- _WHAT IS BEING ASKED_
Every entry needs to be reproduced exactly.

-- start of DATA FOR THE TASK --

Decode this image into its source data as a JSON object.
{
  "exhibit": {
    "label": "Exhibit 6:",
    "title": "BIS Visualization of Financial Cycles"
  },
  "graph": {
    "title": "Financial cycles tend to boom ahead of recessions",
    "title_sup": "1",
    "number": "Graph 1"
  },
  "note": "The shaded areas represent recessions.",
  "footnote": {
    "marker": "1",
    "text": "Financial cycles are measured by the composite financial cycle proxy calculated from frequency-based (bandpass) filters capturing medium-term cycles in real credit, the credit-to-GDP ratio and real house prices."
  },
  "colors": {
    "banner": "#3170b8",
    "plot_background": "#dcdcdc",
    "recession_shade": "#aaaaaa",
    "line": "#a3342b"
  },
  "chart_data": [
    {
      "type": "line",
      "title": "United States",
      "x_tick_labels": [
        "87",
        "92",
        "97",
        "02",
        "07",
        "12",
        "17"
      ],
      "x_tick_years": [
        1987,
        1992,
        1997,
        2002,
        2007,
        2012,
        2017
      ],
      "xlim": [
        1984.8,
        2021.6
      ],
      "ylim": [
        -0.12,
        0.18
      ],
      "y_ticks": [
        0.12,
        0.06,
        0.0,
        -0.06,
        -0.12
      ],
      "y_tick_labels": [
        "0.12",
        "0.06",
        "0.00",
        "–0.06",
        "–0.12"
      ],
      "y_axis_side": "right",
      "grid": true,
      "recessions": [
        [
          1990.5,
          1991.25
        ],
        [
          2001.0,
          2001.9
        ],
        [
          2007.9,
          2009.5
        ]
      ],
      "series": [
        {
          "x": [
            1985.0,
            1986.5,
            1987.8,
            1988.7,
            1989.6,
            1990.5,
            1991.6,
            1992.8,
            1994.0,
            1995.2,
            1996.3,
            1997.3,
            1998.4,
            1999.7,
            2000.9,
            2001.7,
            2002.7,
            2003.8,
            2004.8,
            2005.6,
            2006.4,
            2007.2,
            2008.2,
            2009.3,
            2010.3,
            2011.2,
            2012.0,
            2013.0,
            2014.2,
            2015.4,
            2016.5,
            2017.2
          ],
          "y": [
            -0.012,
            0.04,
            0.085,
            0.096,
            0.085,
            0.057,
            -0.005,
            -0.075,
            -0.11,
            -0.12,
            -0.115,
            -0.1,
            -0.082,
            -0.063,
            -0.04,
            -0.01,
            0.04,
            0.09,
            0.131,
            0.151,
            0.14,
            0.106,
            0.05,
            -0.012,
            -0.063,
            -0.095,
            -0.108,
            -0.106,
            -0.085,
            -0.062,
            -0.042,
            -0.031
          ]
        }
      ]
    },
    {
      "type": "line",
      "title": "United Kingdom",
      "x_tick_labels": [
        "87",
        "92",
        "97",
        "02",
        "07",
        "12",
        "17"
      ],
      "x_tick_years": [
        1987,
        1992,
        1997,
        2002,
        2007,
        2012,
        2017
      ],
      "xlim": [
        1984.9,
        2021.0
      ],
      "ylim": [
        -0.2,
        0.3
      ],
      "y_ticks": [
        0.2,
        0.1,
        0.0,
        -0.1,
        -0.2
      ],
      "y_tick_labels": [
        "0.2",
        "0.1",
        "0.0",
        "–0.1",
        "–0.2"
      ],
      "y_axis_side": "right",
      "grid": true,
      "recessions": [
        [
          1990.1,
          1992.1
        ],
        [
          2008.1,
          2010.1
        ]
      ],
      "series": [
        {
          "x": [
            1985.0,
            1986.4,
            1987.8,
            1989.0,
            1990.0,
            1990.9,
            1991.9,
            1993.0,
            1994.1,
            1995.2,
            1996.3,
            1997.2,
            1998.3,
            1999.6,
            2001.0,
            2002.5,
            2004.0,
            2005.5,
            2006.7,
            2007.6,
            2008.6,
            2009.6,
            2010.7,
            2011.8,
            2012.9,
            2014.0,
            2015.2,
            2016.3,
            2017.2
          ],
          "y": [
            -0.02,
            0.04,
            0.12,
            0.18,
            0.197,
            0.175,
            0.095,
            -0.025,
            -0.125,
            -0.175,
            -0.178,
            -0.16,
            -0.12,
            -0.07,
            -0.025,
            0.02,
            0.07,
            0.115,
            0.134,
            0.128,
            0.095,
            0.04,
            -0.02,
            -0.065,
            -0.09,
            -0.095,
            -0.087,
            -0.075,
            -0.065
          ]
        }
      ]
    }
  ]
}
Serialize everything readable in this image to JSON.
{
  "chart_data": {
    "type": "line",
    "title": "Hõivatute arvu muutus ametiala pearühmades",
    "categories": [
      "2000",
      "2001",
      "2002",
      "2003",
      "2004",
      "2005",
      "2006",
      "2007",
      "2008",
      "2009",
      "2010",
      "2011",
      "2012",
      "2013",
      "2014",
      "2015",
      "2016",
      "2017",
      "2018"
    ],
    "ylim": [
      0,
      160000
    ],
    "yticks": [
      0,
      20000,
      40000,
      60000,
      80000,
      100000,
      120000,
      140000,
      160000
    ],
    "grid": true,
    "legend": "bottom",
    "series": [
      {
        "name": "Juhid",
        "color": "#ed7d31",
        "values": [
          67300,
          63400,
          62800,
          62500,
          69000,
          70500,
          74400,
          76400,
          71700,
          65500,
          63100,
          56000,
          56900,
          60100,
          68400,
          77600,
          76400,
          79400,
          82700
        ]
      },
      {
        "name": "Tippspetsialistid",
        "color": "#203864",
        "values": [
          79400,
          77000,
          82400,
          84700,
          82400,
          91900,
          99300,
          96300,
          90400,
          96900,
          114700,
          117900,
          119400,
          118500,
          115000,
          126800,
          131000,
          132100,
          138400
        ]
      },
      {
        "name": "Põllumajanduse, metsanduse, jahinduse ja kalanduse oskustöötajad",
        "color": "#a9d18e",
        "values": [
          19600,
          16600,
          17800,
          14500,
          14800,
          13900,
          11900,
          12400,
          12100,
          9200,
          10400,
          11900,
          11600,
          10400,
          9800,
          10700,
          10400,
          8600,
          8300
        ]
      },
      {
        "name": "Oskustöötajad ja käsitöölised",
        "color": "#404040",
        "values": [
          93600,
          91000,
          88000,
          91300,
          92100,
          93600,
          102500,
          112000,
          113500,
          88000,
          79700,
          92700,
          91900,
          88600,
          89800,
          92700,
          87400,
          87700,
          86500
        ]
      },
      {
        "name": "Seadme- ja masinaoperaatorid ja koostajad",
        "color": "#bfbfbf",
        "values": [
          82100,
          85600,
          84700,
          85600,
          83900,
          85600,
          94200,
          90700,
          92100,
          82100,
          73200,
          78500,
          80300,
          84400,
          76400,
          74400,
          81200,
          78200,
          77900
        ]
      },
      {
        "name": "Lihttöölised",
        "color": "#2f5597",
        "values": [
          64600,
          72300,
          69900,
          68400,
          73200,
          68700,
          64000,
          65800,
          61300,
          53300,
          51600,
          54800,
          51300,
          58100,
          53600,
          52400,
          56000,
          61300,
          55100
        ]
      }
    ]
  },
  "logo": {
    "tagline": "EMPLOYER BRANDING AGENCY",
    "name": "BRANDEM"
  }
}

-- end of DATA FOR THE TASK --

- _EXERCISE SOLUTION_
Decode this image into its source data as a JSON object.
{
  "exhibit": {
    "label": "Exhibit 6:",
    "title": "BIS Visualization of Financial Cycles"
  },
  "graph": {
    "title": "Financial cycles tend to boom ahead of recessions",
    "title_sup": "1",
    "number": "Graph 1"
  },
  "note": "The shaded areas represent recessions.",
  "footnote": {
    "marker": "1",
    "text": "Financial cycles are measured by the composite financial cycle proxy calculated from frequency-based (bandpass) filters capturing medium-term cycles in real credit, the credit-to-GDP ratio and real house prices."
  },
  "colors": {
    "banner": "#3170b8",
    "plot_background": "#dcdcdc",
    "recession_shade": "#aaaaaa",
    "line": "#a3342b"
  },
  "chart_data": [
    {
      "type": "line",
      "title": "United States",
      "x_tick_labels": [
        "87",
        "92",
        "97",
        "02",
        "07",
        "12",
        "17"
      ],
      "x_tick_years": [
        1987,
        1992,
        1997,
        2002,
        2007,
        2012,
        2017
      ],
      "xlim": [
        1984.8,
        2021.6
      ],
      "ylim": [
        -0.12,
        0.18
      ],
      "y_ticks": [
        0.12,
        0.06,
        0.0,
        -0.06,
        -0.12
      ],
      "y_tick_labels": [
        "0.12",
        "0.06",
        "0.00",
        "–0.06",
        "–0.12"
      ],
      "y_axis_side": "right",
      "grid": true,
      "recessions": [
        [
          1990.5,
          1991.25
        ],
        [
          2001.0,
          2001.9
        ],
        [
          2007.9,
          2009.5
        ]
      ],
      "series": [
        {
          "x": [
            1985.0,
            1986.5,
            1987.8,
            1988.7,
            1989.6,
            1990.5,
            1991.6,
            1992.8,
            1994.0,
            1995.2,
            1996.3,
            1997.3,
            1998.4,
            1999.7,
            2000.9,
            2001.7,
            2002.7,
            2003.8,
            2004.8,
            2005.6,
            2006.4,
            2007.2,
            2008.2,
            2009.3,
            2010.3,
            2011.2,
            2012.0,
            2013.0,
            2014.2,
            2015.4,
            2016.5,
            2017.2
          ],
          "y": [
            -0.012,
            0.04,
            0.085,
            0.096,
            0.085,
            0.057,
            -0.005,
            -0.075,
            -0.11,
            -0.12,
            -0.115,
            -0.1,
            -0.082,
            -0.063,
            -0.04,
            -0.01,
            0.04,
            0.09,
            0.131,
            0.151,
            0.14,
            0.106,
            0.05,
            -0.012,
            -0.063,
            -0.095,
            -0.108,
            -0.106,
            -0.085,
            -0.062,
            -0.042,
            -0.031
          ]
        }
      ]
    },
    {
      "type": "line",
      "title": "United Kingdom",
      "x_tick_labels": [
        "87",
        "92",
        "97",
        "02",
        "07",
        "12",
        "17"
      ],
      "x_tick_years": [
        1987,
        1992,
        1997,
        2002,
        2007,
        2012,
        2017
      ],
      "xlim": [
        1984.9,
        2021.0
      ],
      "ylim": [
        -0.2,
        0.3
      ],
      "y_ticks": [
        0.2,
        0.1,
        0.0,
        -0.1,
        -0.2
      ],
      "y_tick_labels": [
        "0.2",
        "0.1",
        "0.0",
        "–0.1",
        "–0.2"
      ],
      "y_axis_side": "right",
      "grid": true,
      "recessions": [
        [
          1990.1,
          1992.1
        ],
        [
          2008.1,
          2010.1
        ]
      ],
      "series": [
        {
          "x": [
            1985.0,
            1986.4,
            1987.8,
            1989.0,
            1990.0,
            1990.9,
            1991.9,
            1993.0,
            1994.1,
            1995.2,
            1996.3,
            1997.2,
            1998.3,
            1999.6,
            2001.0,
            2002.5,
            2004.0,
            2005.5,
            2006.7,
            2007.6,
            2008.6,
            2009.6,
            2010.7,
            2011.8,
            2012.9,
            2014.0,
            2015.2,
            2016.3,
            2017.2
          ],
          "y": [
            -0.02,
            0.04,
            0.12,
            0.18,
            0.197,
            0.175,
            0.095,
            -0.025,
            -0.125,
            -0.175,
            -0.178,
            -0.16,
            -0.12,
            -0.07,
            -0.025,
            0.02,
            0.07,
            0.115,
            0.134,
            0.128,
            0.095,
            0.04,
            -0.02,
            -0.065,
            -0.09,
            -0.095,
            -0.087,
            -0.075,
            -0.065
          ]
        }
      ]
    }
  ]
}
Serialize everything readable in this image to JSON.
{
  "chart_data": {
    "type": "line",
    "title": "Hõivatute arvu muutus ametiala pearühmades",
    "categories": [
      "2000",
      "2001",
      "2002",
      "2003",
      "2004",
      "2005",
      "2006",
      "2007",
      "2008",
      "2009",
      "2010",
      "2011",
      "2012",
      "2013",
      "2014",
      "2015",
      "2016",
      "2017",
      "2018"
    ],
    "ylim": [
      0,
      160000
    ],
    "yticks": [
      0,
      20000,
      40000,
      60000,
      80000,
      100000,
      120000,
      140000,
      160000
    ],
    "grid": true,
    "legend": "bottom",
    "series": [
      {
        "name": "Juhid",
        "color": "#ed7d31",
        "values": [
          67300,
          63400,
          62800,
          62500,
          69000,
          70500,
          74400,
          76400,
          71700,
          65500,
          63100,
          56000,
          56900,
          60100,
          68400,
          77600,
          76400,
          79400,
          82700
        ]
      },
      {
        "name": "Tippspetsialistid",
        "color": "#203864",
        "values": [
          79400,
          77000,
          82400,
          84700,
          82400,
          91900,
          99300,
          96300,
          90400,
          96900,
          114700,
          117900,
          119400,
          118500,
          115000,
          126800,
          131000,
          132100,
          138400
        ]
      },
      {
        "name": "Põllumajanduse, metsanduse, jahinduse ja kalanduse oskustöötajad",
        "color": "#a9d18e",
        "values": [
          19600,
          16600,
          17800,
          14500,
          14800,
          13900,
          11900,
          12400,
          12100,
          9200,
          10400,
          11900,
          11600,
          10400,
          9800,
          10700,
          10400,
          8600,
          8300
        ]
      },
      {
        "name": "Oskustöötajad ja käsitöölised",
        "color": "#404040",
        "values": [
          93600,
          91000,
          88000,
          91300,
          92100,
          93600,
          102500,
          112000,
          113500,
          88000,
          79700,
          92700,
          91900,
          88600,
          89800,
          92700,
          87400,
          87700,
          86500
        ]
      },
      {
        "name": "Seadme- ja masinaoperaatorid ja koostajad",
        "color": "#bfbfbf",
        "values": [
          82100,
          85600,
          84700,
          85600,
          83900,
          85600,
          94200,
          90700,
          92100,
          82100,
          73200,
          78500,
          80300,
          84400,
          76400,
          74400,
          81200,
          78200,
          77900
        ]
      },
      {
        "name": "Lihttöölised",
        "color": "#2f5597",
        "values": [
          64600,
          72300,
          69900,
          68400,
          73200,
          68700,
          64000,
          65800,
          61300,
          53300,
          51600,
          54800,
          51300,
          58100,
          53600,
          52400,
          56000,
          61300,
          55100
        ]
      }
    ]
  },
  "logo": {
    "tagline": "EMPLOYER BRANDING AGENCY",
    "name": "BRANDEM"
  }
}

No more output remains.